* **REQUIREMENTS**
Reproduce every entry exactly and leave its pictures out.

* **INFORMATION SUPPLIED**
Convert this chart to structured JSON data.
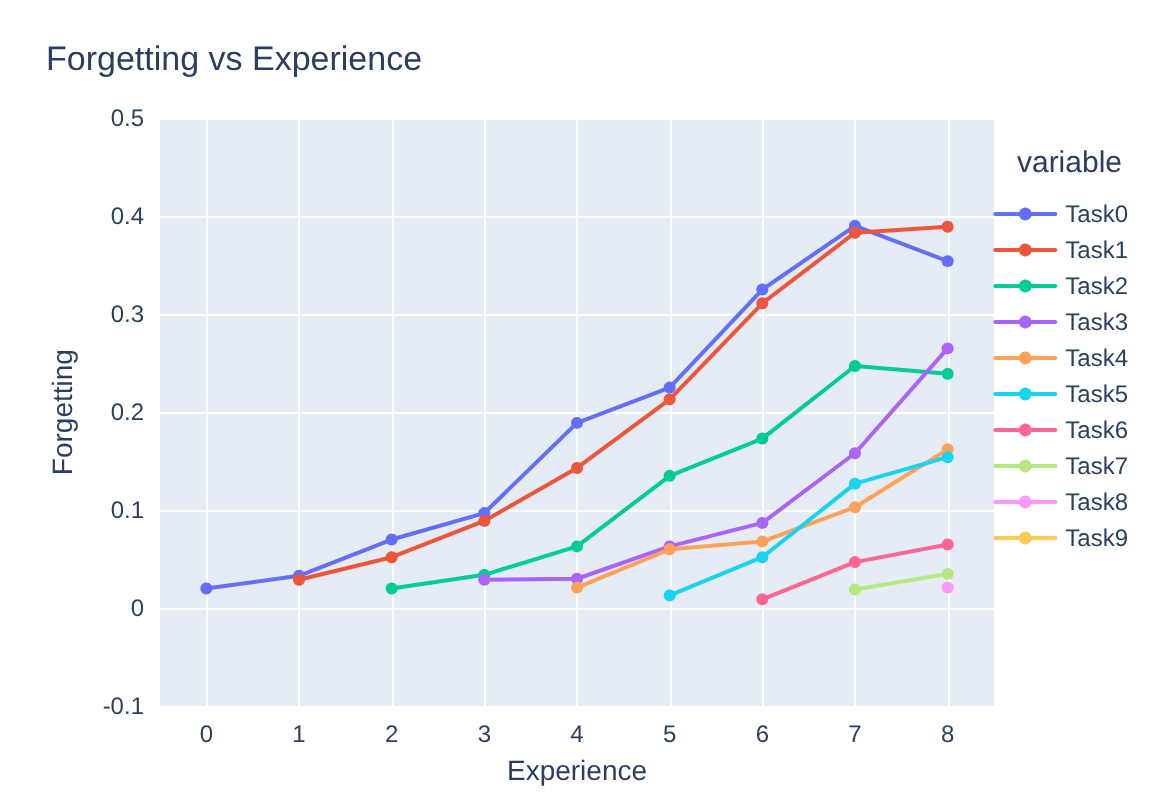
{
  "chart_data": {
    "type": "line",
    "title": "Forgetting vs Experience",
    "xlabel": "Experience",
    "ylabel": "Forgetting",
    "legend_title": "variable",
    "x": [
      0,
      1,
      2,
      3,
      4,
      5,
      6,
      7,
      8
    ],
    "series": [
      {
        "name": "Task0",
        "color": "#636efa",
        "values": [
          0.02,
          0.033,
          0.07,
          0.097,
          0.189,
          0.225,
          0.325,
          0.39,
          0.354
        ]
      },
      {
        "name": "Task1",
        "color": "#ef553b",
        "values": [
          null,
          0.029,
          0.052,
          0.089,
          0.143,
          0.213,
          0.311,
          0.383,
          0.389
        ]
      },
      {
        "name": "Task2",
        "color": "#00cc96",
        "values": [
          null,
          null,
          0.02,
          0.034,
          0.063,
          0.135,
          0.173,
          0.247,
          0.239
        ]
      },
      {
        "name": "Task3",
        "color": "#ab63fa",
        "values": [
          null,
          null,
          null,
          0.029,
          0.03,
          0.063,
          0.087,
          0.158,
          0.265
        ]
      },
      {
        "name": "Task4",
        "color": "#ffa15a",
        "values": [
          null,
          null,
          null,
          null,
          0.021,
          0.06,
          0.068,
          0.103,
          0.162
        ]
      },
      {
        "name": "Task5",
        "color": "#19d3f3",
        "values": [
          null,
          null,
          null,
          null,
          null,
          0.013,
          0.052,
          0.127,
          0.154
        ]
      },
      {
        "name": "Task6",
        "color": "#ff6692",
        "values": [
          null,
          null,
          null,
          null,
          null,
          null,
          0.009,
          0.047,
          0.065
        ]
      },
      {
        "name": "Task7",
        "color": "#b6e880",
        "values": [
          null,
          null,
          null,
          null,
          null,
          null,
          null,
          0.019,
          0.035
        ]
      },
      {
        "name": "Task8",
        "color": "#ff97ff",
        "values": [
          null,
          null,
          null,
          null,
          null,
          null,
          null,
          null,
          0.021
        ]
      },
      {
        "name": "Task9",
        "color": "#fecb52",
        "values": [
          null,
          null,
          null,
          null,
          null,
          null,
          null,
          null,
          null
        ]
      }
    ],
    "xlim": [
      -0.5,
      8.5
    ],
    "xticks": [
      0,
      1,
      2,
      3,
      4,
      5,
      6,
      7,
      8
    ],
    "ylim": [
      -0.1,
      0.5
    ],
    "yticks": [
      -0.1,
      0,
      0.1,
      0.2,
      0.3,
      0.4,
      0.5
    ],
    "grid": true,
    "legend": "right",
    "marker": "circle",
    "line_style": "solid"
  }
}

* **REPLY TO THE TASK**
Convert this chart to structured JSON data.
{
  "chart_data": {
    "type": "line",
    "title": "Forgetting vs Experience",
    "xlabel": "Experience",
    "ylabel": "Forgetting",
    "legend_title": "variable",
    "x": [
      0,
      1,
      2,
      3,
      4,
      5,
      6,
      7,
      8
    ],
    "series": [
      {
        "name": "Task0",
        "color": "#636efa",
        "values": [
          0.02,
          0.033,
          0.07,
          0.097,
          0.189,
          0.225,
          0.325,
          0.39,
          0.354
        ]
      },
      {
        "name": "Task1",
        "color": "#ef553b",
        "values": [
          null,
          0.029,
          0.052,
          0.089,
          0.143,
          0.213,
          0.311,
          0.383,
          0.389
        ]
      },
      {
        "name": "Task2",
        "color": "#00cc96",
        "values": [
          null,
          null,
          0.02,
          0.034,
          0.063,
          0.135,
          0.173,
          0.247,
          0.239
        ]
      },
      {
        "name": "Task3",
        "color": "#ab63fa",
        "values": [
          null,
          null,
          null,
          0.029,
          0.03,
          0.063,
          0.087,
          0.158,
          0.265
        ]
      },
      {
        "name": "Task4",
        "color": "#ffa15a",
        "values": [
          null,
          null,
          null,
          null,
          0.021,
          0.06,
          0.068,
          0.103,
          0.162
        ]
      },
      {
        "name": "Task5",
        "color": "#19d3f3",
        "values": [
          null,
          null,
          null,
          null,
          null,
          0.013,
          0.052,
          0.127,
          0.154
        ]
      },
      {
        "name": "Task6",
        "color": "#ff6692",
        "values": [
          null,
          null,
          null,
          null,
          null,
          null,
          0.009,
          0.047,
          0.065
        ]
      },
      {
        "name": "Task7",
        "color": "#b6e880",
        "values": [
          null,
          null,
          null,
          null,
          null,
          null,
          null,
          0.019,
          0.035
        ]
      },
      {
        "name": "Task8",
        "color": "#ff97ff",
        "values": [
          null,
          null,
          null,
          null,
          null,
          null,
          null,
          null,
          0.021
        ]
      },
      {
        "name": "Task9",
        "color": "#fecb52",
        "values": [
          null,
          null,
          null,
          null,
          null,
          null,
          null,
          null,
          null
        ]
      }
    ],
    "xlim": [
      -0.5,
      8.5
    ],
    "xticks": [
      0,
      1,
      2,
      3,
      4,
      5,
      6,
      7,
      8
    ],
    "ylim": [
      -0.1,
      0.5
    ],
    "yticks": [
      -0.1,
      0,
      0.1,
      0.2,
      0.3,
      0.4,
      0.5
    ],
    "grid": true,
    "legend": "right",
    "marker": "circle",
    "line_style": "solid"
  }
}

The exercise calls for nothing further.